#### [TASK DETAILS]
Please work out how many lines in the material contain "regulator" and give only that figure.

[Begin]

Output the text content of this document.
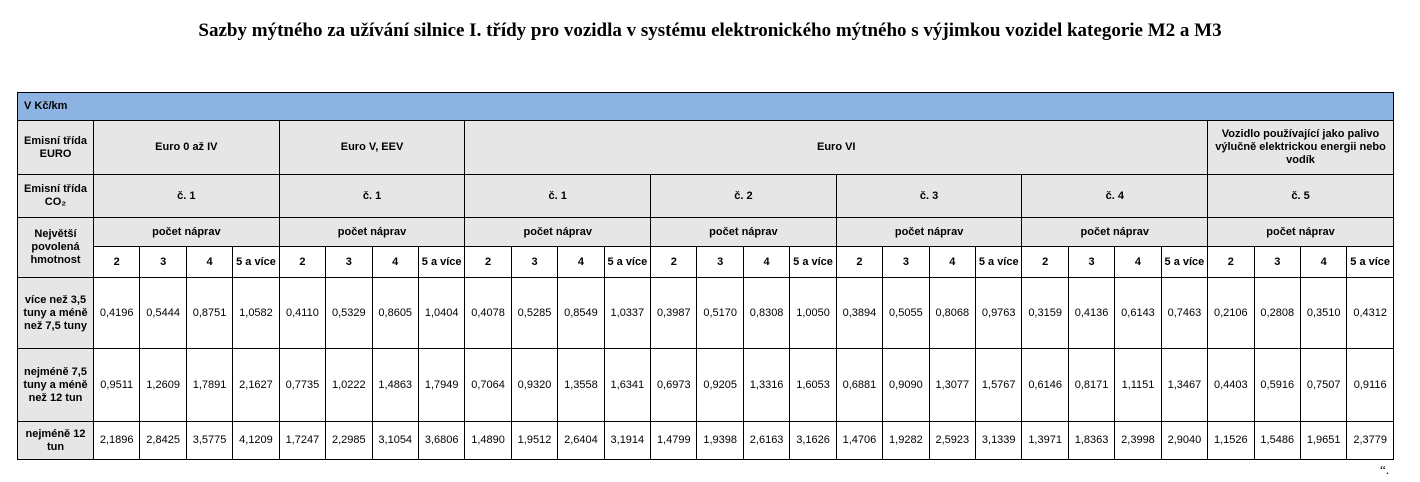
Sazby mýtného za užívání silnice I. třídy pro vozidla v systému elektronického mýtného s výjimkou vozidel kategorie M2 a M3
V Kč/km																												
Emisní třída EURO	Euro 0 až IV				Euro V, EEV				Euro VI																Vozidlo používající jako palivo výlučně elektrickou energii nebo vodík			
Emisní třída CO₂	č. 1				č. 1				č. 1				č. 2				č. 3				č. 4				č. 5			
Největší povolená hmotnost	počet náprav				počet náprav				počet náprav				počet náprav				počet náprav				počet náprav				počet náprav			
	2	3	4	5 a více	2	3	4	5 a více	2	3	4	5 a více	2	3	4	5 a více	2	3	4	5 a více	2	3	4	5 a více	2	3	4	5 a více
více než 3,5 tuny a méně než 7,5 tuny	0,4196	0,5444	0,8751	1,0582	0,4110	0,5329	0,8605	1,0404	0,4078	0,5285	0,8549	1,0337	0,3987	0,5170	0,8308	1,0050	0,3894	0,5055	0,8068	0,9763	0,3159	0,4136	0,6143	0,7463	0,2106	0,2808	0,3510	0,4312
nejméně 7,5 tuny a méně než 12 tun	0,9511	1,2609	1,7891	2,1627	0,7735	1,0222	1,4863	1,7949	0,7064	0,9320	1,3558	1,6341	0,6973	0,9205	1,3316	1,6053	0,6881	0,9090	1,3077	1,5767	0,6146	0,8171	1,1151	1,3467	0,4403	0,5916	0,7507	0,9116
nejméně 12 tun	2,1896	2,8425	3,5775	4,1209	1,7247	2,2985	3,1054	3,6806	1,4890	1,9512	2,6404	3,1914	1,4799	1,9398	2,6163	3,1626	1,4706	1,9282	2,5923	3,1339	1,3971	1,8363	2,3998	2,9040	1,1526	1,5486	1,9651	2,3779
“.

[End]
[Begin]

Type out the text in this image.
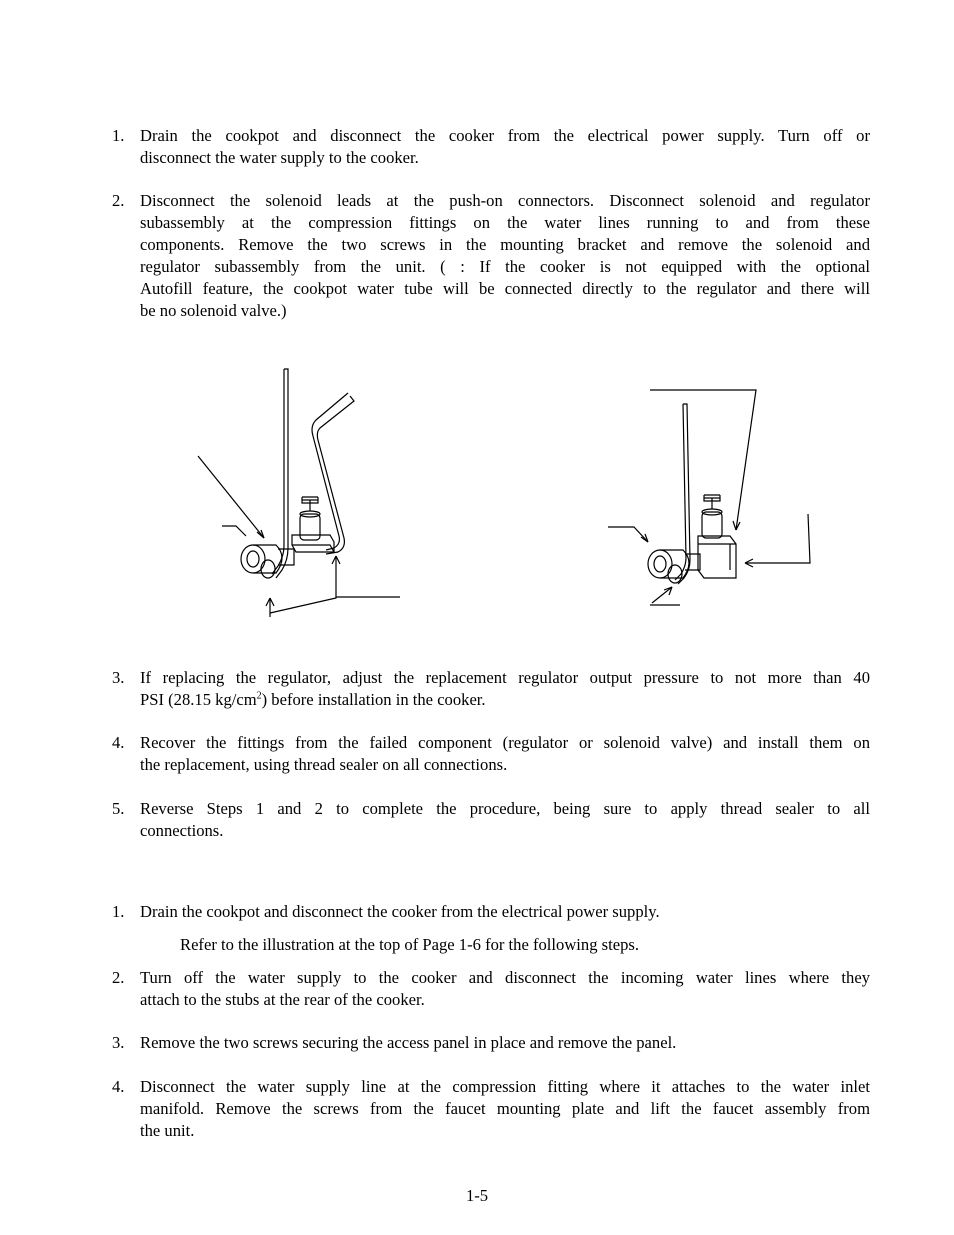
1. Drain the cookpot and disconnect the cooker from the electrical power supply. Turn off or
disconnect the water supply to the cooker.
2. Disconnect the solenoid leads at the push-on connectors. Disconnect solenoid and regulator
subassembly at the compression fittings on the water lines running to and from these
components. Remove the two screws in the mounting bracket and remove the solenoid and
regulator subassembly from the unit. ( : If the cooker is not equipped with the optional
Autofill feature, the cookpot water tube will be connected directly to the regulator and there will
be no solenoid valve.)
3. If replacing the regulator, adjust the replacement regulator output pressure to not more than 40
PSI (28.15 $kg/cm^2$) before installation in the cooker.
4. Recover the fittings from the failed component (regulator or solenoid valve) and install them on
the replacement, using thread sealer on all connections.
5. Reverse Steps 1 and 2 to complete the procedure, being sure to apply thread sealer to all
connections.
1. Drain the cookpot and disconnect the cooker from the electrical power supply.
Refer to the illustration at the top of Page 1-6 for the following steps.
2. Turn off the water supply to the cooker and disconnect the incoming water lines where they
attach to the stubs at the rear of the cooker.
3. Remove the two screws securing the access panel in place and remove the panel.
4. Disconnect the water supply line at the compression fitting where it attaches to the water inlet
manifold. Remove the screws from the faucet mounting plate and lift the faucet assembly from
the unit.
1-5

[End]

#### [WRITTEN REPLY]
5